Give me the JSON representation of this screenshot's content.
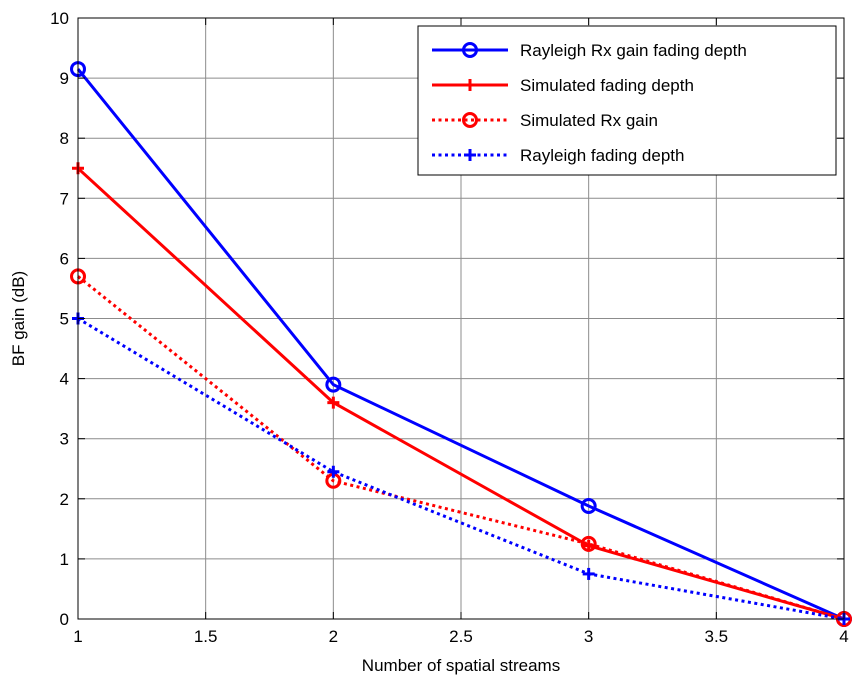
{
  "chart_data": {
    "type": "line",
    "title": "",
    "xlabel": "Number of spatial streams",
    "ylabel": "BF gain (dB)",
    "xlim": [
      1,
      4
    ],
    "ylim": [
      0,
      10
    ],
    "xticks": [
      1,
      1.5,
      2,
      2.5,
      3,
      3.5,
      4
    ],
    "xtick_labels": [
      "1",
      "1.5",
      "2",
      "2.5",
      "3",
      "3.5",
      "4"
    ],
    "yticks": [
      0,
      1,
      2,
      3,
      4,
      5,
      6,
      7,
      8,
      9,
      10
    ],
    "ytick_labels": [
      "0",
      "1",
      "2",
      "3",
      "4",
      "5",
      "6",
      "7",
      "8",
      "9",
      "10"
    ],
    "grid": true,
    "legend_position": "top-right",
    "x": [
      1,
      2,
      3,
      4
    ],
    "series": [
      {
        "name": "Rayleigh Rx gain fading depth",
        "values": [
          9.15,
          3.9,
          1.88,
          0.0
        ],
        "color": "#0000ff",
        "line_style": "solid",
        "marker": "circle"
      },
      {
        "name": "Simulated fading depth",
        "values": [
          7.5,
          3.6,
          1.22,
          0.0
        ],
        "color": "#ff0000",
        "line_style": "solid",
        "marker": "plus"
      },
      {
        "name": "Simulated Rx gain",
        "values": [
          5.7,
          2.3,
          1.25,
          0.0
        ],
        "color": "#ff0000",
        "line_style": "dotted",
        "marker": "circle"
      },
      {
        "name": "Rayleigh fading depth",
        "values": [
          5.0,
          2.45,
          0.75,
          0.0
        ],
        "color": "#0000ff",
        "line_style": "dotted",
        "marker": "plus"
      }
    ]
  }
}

EXERCISE -
Repeat each entry exactly as given; no pictures belong in the copy.

EXERCISE SOLUTION -
Give me the JSON representation of this screenshot's content.
{
  "chart_data": {
    "type": "line",
    "title": "",
    "xlabel": "Number of spatial streams",
    "ylabel": "BF gain (dB)",
    "xlim": [
      1,
      4
    ],
    "ylim": [
      0,
      10
    ],
    "xticks": [
      1,
      1.5,
      2,
      2.5,
      3,
      3.5,
      4
    ],
    "xtick_labels": [
      "1",
      "1.5",
      "2",
      "2.5",
      "3",
      "3.5",
      "4"
    ],
    "yticks": [
      0,
      1,
      2,
      3,
      4,
      5,
      6,
      7,
      8,
      9,
      10
    ],
    "ytick_labels": [
      "0",
      "1",
      "2",
      "3",
      "4",
      "5",
      "6",
      "7",
      "8",
      "9",
      "10"
    ],
    "grid": true,
    "legend_position": "top-right",
    "x": [
      1,
      2,
      3,
      4
    ],
    "series": [
      {
        "name": "Rayleigh Rx gain fading depth",
        "values": [
          9.15,
          3.9,
          1.88,
          0.0
        ],
        "color": "#0000ff",
        "line_style": "solid",
        "marker": "circle"
      },
      {
        "name": "Simulated fading depth",
        "values": [
          7.5,
          3.6,
          1.22,
          0.0
        ],
        "color": "#ff0000",
        "line_style": "solid",
        "marker": "plus"
      },
      {
        "name": "Simulated Rx gain",
        "values": [
          5.7,
          2.3,
          1.25,
          0.0
        ],
        "color": "#ff0000",
        "line_style": "dotted",
        "marker": "circle"
      },
      {
        "name": "Rayleigh fading depth",
        "values": [
          5.0,
          2.45,
          0.75,
          0.0
        ],
        "color": "#0000ff",
        "line_style": "dotted",
        "marker": "plus"
      }
    ]
  }
}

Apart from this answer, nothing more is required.